**Task objective:**
Nothing should be left out: output all of the entries exactly.

**Exercise inputs:**
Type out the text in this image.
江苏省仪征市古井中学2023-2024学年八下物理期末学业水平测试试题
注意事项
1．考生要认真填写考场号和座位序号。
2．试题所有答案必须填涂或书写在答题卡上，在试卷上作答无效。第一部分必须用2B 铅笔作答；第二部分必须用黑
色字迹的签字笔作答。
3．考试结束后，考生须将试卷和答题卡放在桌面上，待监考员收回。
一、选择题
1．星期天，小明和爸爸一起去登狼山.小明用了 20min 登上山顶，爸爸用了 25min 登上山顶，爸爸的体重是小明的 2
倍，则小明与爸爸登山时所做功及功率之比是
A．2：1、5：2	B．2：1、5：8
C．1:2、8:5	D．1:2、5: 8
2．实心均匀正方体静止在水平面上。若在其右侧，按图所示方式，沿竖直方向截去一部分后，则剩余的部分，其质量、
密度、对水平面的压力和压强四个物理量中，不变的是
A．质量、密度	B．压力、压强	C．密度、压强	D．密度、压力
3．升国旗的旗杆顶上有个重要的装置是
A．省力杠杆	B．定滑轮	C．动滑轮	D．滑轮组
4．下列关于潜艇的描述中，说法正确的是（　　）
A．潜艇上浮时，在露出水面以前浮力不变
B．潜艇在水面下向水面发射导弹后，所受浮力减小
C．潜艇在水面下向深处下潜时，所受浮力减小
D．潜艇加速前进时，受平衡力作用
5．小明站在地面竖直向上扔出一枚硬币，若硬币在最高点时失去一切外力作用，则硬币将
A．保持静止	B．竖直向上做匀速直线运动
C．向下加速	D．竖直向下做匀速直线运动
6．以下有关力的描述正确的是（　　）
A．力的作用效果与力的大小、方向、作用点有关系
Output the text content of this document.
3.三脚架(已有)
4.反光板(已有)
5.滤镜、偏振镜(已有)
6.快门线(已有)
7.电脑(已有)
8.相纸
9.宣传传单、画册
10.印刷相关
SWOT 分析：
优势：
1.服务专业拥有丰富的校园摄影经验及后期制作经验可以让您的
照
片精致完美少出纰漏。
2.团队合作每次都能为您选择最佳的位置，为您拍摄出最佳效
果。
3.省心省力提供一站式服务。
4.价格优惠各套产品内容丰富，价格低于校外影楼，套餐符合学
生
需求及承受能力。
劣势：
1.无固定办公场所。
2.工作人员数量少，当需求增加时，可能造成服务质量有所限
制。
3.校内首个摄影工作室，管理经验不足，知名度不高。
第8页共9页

**Expected output:**
Type out the text in this image.
江苏省仪征市古井中学2023-2024学年八下物理期末学业水平测试试题
注意事项
1．考生要认真填写考场号和座位序号。
2．试题所有答案必须填涂或书写在答题卡上，在试卷上作答无效。第一部分必须用2B 铅笔作答；第二部分必须用黑
色字迹的签字笔作答。
3．考试结束后，考生须将试卷和答题卡放在桌面上，待监考员收回。
一、选择题
1．星期天，小明和爸爸一起去登狼山.小明用了 20min 登上山顶，爸爸用了 25min 登上山顶，爸爸的体重是小明的 2
倍，则小明与爸爸登山时所做功及功率之比是
A．2：1、5：2	B．2：1、5：8
C．1:2、8:5	D．1:2、5: 8
2．实心均匀正方体静止在水平面上。若在其右侧，按图所示方式，沿竖直方向截去一部分后，则剩余的部分，其质量、
密度、对水平面的压力和压强四个物理量中，不变的是
A．质量、密度	B．压力、压强	C．密度、压强	D．密度、压力
3．升国旗的旗杆顶上有个重要的装置是
A．省力杠杆	B．定滑轮	C．动滑轮	D．滑轮组
4．下列关于潜艇的描述中，说法正确的是（　　）
A．潜艇上浮时，在露出水面以前浮力不变
B．潜艇在水面下向水面发射导弹后，所受浮力减小
C．潜艇在水面下向深处下潜时，所受浮力减小
D．潜艇加速前进时，受平衡力作用
5．小明站在地面竖直向上扔出一枚硬币，若硬币在最高点时失去一切外力作用，则硬币将
A．保持静止	B．竖直向上做匀速直线运动
C．向下加速	D．竖直向下做匀速直线运动
6．以下有关力的描述正确的是（　　）
A．力的作用效果与力的大小、方向、作用点有关系
Output the text content of this document.
3.三脚架(已有)
4.反光板(已有)
5.滤镜、偏振镜(已有)
6.快门线(已有)
7.电脑(已有)
8.相纸
9.宣传传单、画册
10.印刷相关
SWOT 分析：
优势：
1.服务专业拥有丰富的校园摄影经验及后期制作经验可以让您的
照
片精致完美少出纰漏。
2.团队合作每次都能为您选择最佳的位置，为您拍摄出最佳效
果。
3.省心省力提供一站式服务。
4.价格优惠各套产品内容丰富，价格低于校外影楼，套餐符合学
生
需求及承受能力。
劣势：
1.无固定办公场所。
2.工作人员数量少，当需求增加时，可能造成服务质量有所限
制。
3.校内首个摄影工作室，管理经验不足，知名度不高。
第8页共9页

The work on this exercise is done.